Only the pictures are left out: repeat the rest of the entries exactly.

********

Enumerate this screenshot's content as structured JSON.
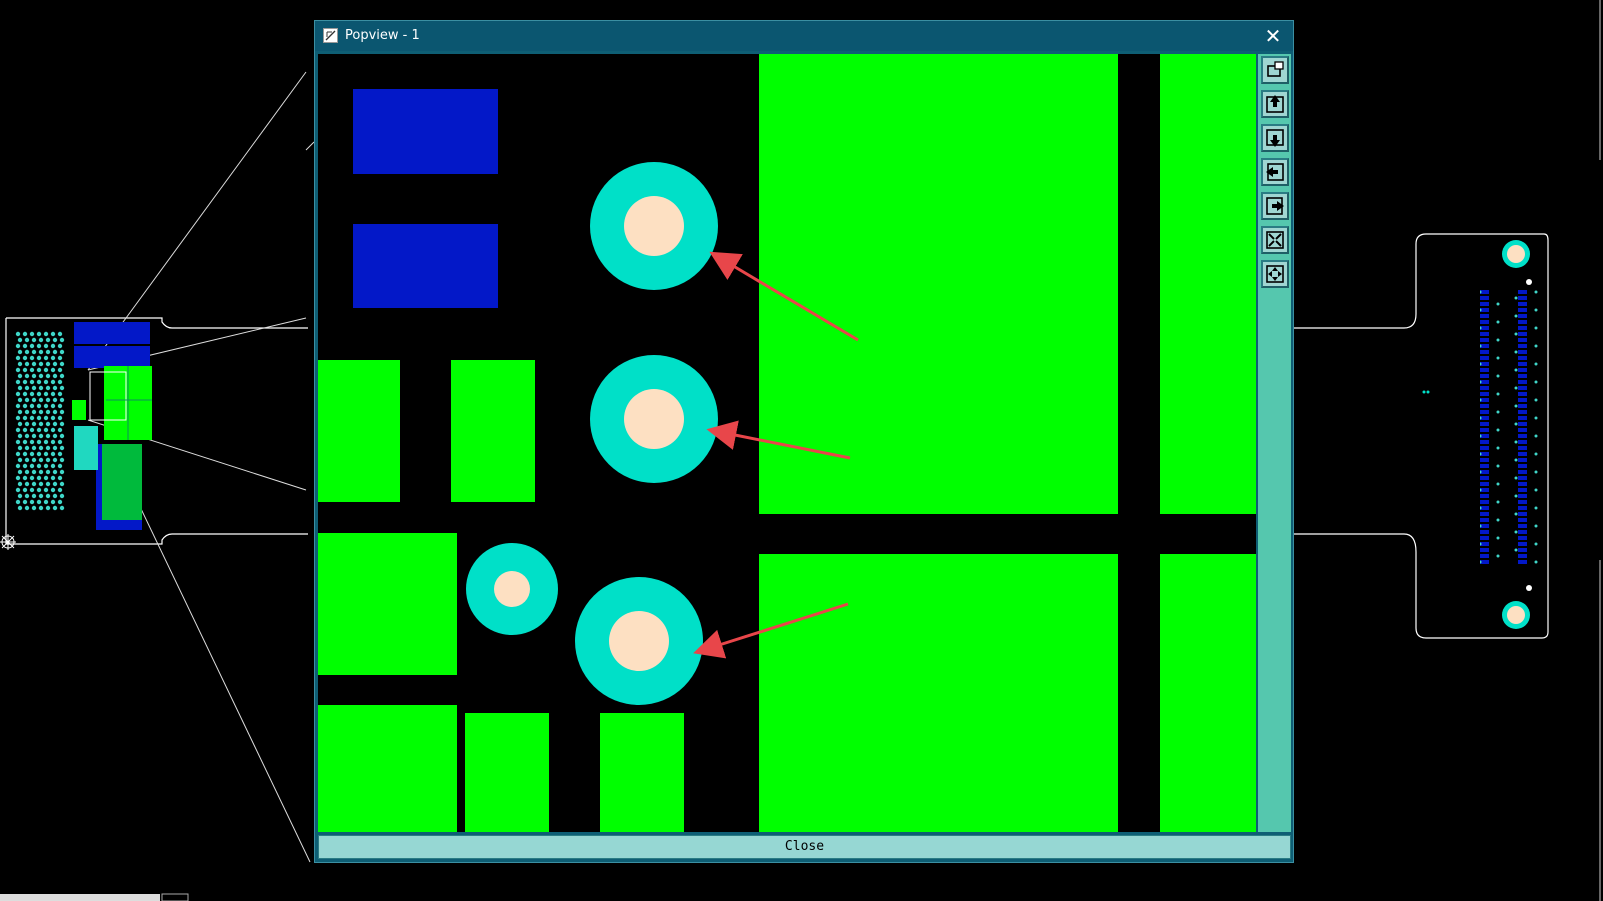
{
  "window": {
    "title": "Popview - 1",
    "close_glyph": "✕",
    "close_button_label": "Close"
  },
  "toolbar": {
    "buttons": [
      {
        "icon": "zoom-window-icon"
      },
      {
        "icon": "pan-up-icon"
      },
      {
        "icon": "pan-down-icon"
      },
      {
        "icon": "pan-left-icon"
      },
      {
        "icon": "pan-right-icon"
      },
      {
        "icon": "zoom-fit-icon"
      },
      {
        "icon": "zoom-center-icon"
      }
    ]
  },
  "colors": {
    "background": "#000000",
    "copper_fill": "#00ff00",
    "smd_pad": "#0318c8",
    "via_ring": "#00e0c8",
    "via_drill": "#fde0c2",
    "annotation_arrow": "#e8464a",
    "outline": "#ffffff",
    "window_frame": "#0b5670",
    "toolbar_bg": "#55c7ae"
  }
}
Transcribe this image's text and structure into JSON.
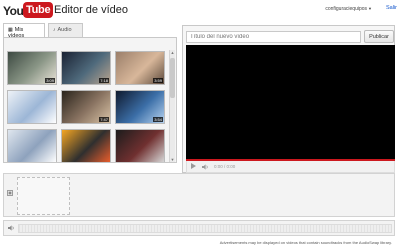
{
  "header": {
    "logo_you": "You",
    "logo_tube": "Tube",
    "title": "Editor de vídeo",
    "account": "configuraciequipos",
    "signout": "Salir"
  },
  "library": {
    "tabs": [
      {
        "label": "Mis vídeos",
        "icon": "film-icon",
        "active": true
      },
      {
        "label": "Audio",
        "icon": "music-note-icon",
        "active": false
      }
    ],
    "thumbnails": [
      {
        "duration": "3:09",
        "colors": [
          "#3d4a42",
          "#8c9888",
          "#e9e3d8"
        ]
      },
      {
        "duration": "7:18",
        "colors": [
          "#1a2233",
          "#4f6a7c",
          "#b8a48e"
        ]
      },
      {
        "duration": "3:59",
        "colors": [
          "#9b7f6a",
          "#d8b79a",
          "#5d4a3c"
        ]
      },
      {
        "duration": "",
        "colors": [
          "#eef2f7",
          "#9cb6d6",
          "#ffffff"
        ]
      },
      {
        "duration": "7:47",
        "colors": [
          "#2a241c",
          "#8a7462",
          "#d9c3a6"
        ]
      },
      {
        "duration": "3:54",
        "colors": [
          "#0f1a2e",
          "#3c6fa8",
          "#b7d3f0"
        ]
      },
      {
        "duration": "",
        "colors": [
          "#dfe6ee",
          "#8ea2bd",
          "#ffffff"
        ]
      },
      {
        "duration": "",
        "colors": [
          "#f5a623",
          "#2f2f2f",
          "#e85d2c"
        ]
      },
      {
        "duration": "",
        "colors": [
          "#1c1c1c",
          "#703030",
          "#d6d6d6"
        ]
      }
    ],
    "brand_color": "#cc181e"
  },
  "preview": {
    "title_placeholder": "Título del nuevo vídeo",
    "publish_label": "Publicar",
    "time": "0:00 / 0:00"
  },
  "timeline": {
    "disclaimer": "Advertisements may be displayed on videos that contain soundtracks from the AudioSwap library."
  }
}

********

# [SOLUTION FOR THIS TASK]
Enumerate this screenshot's content as structured JSON.
{
  "window": {
    "title": "Popview - 1",
    "close_glyph": "✕",
    "close_button_label": "Close"
  },
  "toolbar": {
    "buttons": [
      {
        "icon": "zoom-window-icon"
      },
      {
        "icon": "pan-up-icon"
      },
      {
        "icon": "pan-down-icon"
      },
      {
        "icon": "pan-left-icon"
      },
      {
        "icon": "pan-right-icon"
      },
      {
        "icon": "zoom-fit-icon"
      },
      {
        "icon": "zoom-center-icon"
      }
    ]
  },
  "colors": {
    "background": "#000000",
    "copper_fill": "#00ff00",
    "smd_pad": "#0318c8",
    "via_ring": "#00e0c8",
    "via_drill": "#fde0c2",
    "annotation_arrow": "#e8464a",
    "outline": "#ffffff",
    "window_frame": "#0b5670",
    "toolbar_bg": "#55c7ae"
  }
}
Transcribe this image's text and structure into JSON.
{
  "header": {
    "logo_you": "You",
    "logo_tube": "Tube",
    "title": "Editor de vídeo",
    "account": "configuraciequipos",
    "signout": "Salir"
  },
  "library": {
    "tabs": [
      {
        "label": "Mis vídeos",
        "icon": "film-icon",
        "active": true
      },
      {
        "label": "Audio",
        "icon": "music-note-icon",
        "active": false
      }
    ],
    "thumbnails": [
      {
        "duration": "3:09",
        "colors": [
          "#3d4a42",
          "#8c9888",
          "#e9e3d8"
        ]
      },
      {
        "duration": "7:18",
        "colors": [
          "#1a2233",
          "#4f6a7c",
          "#b8a48e"
        ]
      },
      {
        "duration": "3:59",
        "colors": [
          "#9b7f6a",
          "#d8b79a",
          "#5d4a3c"
        ]
      },
      {
        "duration": "",
        "colors": [
          "#eef2f7",
          "#9cb6d6",
          "#ffffff"
        ]
      },
      {
        "duration": "7:47",
        "colors": [
          "#2a241c",
          "#8a7462",
          "#d9c3a6"
        ]
      },
      {
        "duration": "3:54",
        "colors": [
          "#0f1a2e",
          "#3c6fa8",
          "#b7d3f0"
        ]
      },
      {
        "duration": "",
        "colors": [
          "#dfe6ee",
          "#8ea2bd",
          "#ffffff"
        ]
      },
      {
        "duration": "",
        "colors": [
          "#f5a623",
          "#2f2f2f",
          "#e85d2c"
        ]
      },
      {
        "duration": "",
        "colors": [
          "#1c1c1c",
          "#703030",
          "#d6d6d6"
        ]
      }
    ],
    "brand_color": "#cc181e"
  },
  "preview": {
    "title_placeholder": "Título del nuevo vídeo",
    "publish_label": "Publicar",
    "time": "0:00 / 0:00"
  },
  "timeline": {
    "disclaimer": "Advertisements may be displayed on videos that contain soundtracks from the AudioSwap library."
  }
}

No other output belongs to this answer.